* begin *

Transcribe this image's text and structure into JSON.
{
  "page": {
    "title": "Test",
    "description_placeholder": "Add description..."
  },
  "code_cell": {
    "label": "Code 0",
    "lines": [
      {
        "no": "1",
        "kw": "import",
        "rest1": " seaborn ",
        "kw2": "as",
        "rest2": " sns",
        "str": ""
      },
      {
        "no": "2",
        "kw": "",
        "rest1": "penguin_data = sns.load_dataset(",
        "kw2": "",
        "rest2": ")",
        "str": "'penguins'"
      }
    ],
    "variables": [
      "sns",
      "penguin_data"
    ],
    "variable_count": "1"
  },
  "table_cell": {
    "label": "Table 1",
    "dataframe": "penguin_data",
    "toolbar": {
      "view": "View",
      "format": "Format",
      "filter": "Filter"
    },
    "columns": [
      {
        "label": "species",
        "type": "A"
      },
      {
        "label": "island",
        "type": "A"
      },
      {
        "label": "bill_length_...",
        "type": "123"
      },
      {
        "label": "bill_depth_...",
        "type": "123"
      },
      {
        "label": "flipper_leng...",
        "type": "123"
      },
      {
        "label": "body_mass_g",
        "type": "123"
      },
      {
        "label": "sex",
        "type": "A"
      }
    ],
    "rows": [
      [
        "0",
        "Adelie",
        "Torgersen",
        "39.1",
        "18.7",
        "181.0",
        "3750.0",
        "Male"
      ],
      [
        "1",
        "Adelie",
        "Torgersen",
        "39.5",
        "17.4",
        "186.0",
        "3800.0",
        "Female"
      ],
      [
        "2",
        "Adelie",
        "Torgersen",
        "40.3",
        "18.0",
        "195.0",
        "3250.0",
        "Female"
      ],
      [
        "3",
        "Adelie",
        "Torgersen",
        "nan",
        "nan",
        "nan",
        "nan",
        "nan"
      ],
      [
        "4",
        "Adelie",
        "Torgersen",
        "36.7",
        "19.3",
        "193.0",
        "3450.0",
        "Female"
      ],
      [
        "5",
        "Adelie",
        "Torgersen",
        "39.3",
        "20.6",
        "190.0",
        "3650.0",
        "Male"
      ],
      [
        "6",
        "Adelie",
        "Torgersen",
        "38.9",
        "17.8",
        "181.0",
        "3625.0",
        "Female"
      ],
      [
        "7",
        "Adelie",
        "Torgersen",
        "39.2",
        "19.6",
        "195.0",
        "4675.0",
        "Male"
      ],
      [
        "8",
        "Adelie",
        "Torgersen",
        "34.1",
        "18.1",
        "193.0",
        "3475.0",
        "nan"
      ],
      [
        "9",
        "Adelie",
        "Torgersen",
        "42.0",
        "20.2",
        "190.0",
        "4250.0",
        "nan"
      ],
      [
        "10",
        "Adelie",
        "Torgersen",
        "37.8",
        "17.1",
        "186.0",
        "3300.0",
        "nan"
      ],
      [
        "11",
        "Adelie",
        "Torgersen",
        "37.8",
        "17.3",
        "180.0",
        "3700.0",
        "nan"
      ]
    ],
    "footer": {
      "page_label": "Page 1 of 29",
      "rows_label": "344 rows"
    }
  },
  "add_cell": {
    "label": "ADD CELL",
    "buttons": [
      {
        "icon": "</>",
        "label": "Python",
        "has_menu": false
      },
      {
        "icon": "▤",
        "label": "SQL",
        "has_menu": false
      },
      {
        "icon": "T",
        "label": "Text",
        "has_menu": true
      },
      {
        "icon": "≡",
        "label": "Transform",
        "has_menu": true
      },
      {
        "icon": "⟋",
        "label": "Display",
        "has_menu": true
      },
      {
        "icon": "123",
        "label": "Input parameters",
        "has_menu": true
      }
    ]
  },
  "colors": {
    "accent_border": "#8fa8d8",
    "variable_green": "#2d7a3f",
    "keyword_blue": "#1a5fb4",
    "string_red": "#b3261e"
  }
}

* end *

Every record shown above should be written out again exactly.

Transcribe this image's text and structure into JSON.
{
  "page": {
    "title": "Test",
    "description_placeholder": "Add description..."
  },
  "code_cell": {
    "label": "Code 0",
    "lines": [
      {
        "no": "1",
        "kw": "import",
        "rest1": " seaborn ",
        "kw2": "as",
        "rest2": " sns",
        "str": ""
      },
      {
        "no": "2",
        "kw": "",
        "rest1": "penguin_data = sns.load_dataset(",
        "kw2": "",
        "rest2": ")",
        "str": "'penguins'"
      }
    ],
    "variables": [
      "sns",
      "penguin_data"
    ],
    "variable_count": "1"
  },
  "table_cell": {
    "label": "Table 1",
    "dataframe": "penguin_data",
    "toolbar": {
      "view": "View",
      "format": "Format",
      "filter": "Filter"
    },
    "columns": [
      {
        "label": "species",
        "type": "A"
      },
      {
        "label": "island",
        "type": "A"
      },
      {
        "label": "bill_length_...",
        "type": "123"
      },
      {
        "label": "bill_depth_...",
        "type": "123"
      },
      {
        "label": "flipper_leng...",
        "type": "123"
      },
      {
        "label": "body_mass_g",
        "type": "123"
      },
      {
        "label": "sex",
        "type": "A"
      }
    ],
    "rows": [
      [
        "0",
        "Adelie",
        "Torgersen",
        "39.1",
        "18.7",
        "181.0",
        "3750.0",
        "Male"
      ],
      [
        "1",
        "Adelie",
        "Torgersen",
        "39.5",
        "17.4",
        "186.0",
        "3800.0",
        "Female"
      ],
      [
        "2",
        "Adelie",
        "Torgersen",
        "40.3",
        "18.0",
        "195.0",
        "3250.0",
        "Female"
      ],
      [
        "3",
        "Adelie",
        "Torgersen",
        "nan",
        "nan",
        "nan",
        "nan",
        "nan"
      ],
      [
        "4",
        "Adelie",
        "Torgersen",
        "36.7",
        "19.3",
        "193.0",
        "3450.0",
        "Female"
      ],
      [
        "5",
        "Adelie",
        "Torgersen",
        "39.3",
        "20.6",
        "190.0",
        "3650.0",
        "Male"
      ],
      [
        "6",
        "Adelie",
        "Torgersen",
        "38.9",
        "17.8",
        "181.0",
        "3625.0",
        "Female"
      ],
      [
        "7",
        "Adelie",
        "Torgersen",
        "39.2",
        "19.6",
        "195.0",
        "4675.0",
        "Male"
      ],
      [
        "8",
        "Adelie",
        "Torgersen",
        "34.1",
        "18.1",
        "193.0",
        "3475.0",
        "nan"
      ],
      [
        "9",
        "Adelie",
        "Torgersen",
        "42.0",
        "20.2",
        "190.0",
        "4250.0",
        "nan"
      ],
      [
        "10",
        "Adelie",
        "Torgersen",
        "37.8",
        "17.1",
        "186.0",
        "3300.0",
        "nan"
      ],
      [
        "11",
        "Adelie",
        "Torgersen",
        "37.8",
        "17.3",
        "180.0",
        "3700.0",
        "nan"
      ]
    ],
    "footer": {
      "page_label": "Page 1 of 29",
      "rows_label": "344 rows"
    }
  },
  "add_cell": {
    "label": "ADD CELL",
    "buttons": [
      {
        "icon": "</>",
        "label": "Python",
        "has_menu": false
      },
      {
        "icon": "▤",
        "label": "SQL",
        "has_menu": false
      },
      {
        "icon": "T",
        "label": "Text",
        "has_menu": true
      },
      {
        "icon": "≡",
        "label": "Transform",
        "has_menu": true
      },
      {
        "icon": "⟋",
        "label": "Display",
        "has_menu": true
      },
      {
        "icon": "123",
        "label": "Input parameters",
        "has_menu": true
      }
    ]
  },
  "colors": {
    "accent_border": "#8fa8d8",
    "variable_green": "#2d7a3f",
    "keyword_blue": "#1a5fb4",
    "string_red": "#b3261e"
  }
}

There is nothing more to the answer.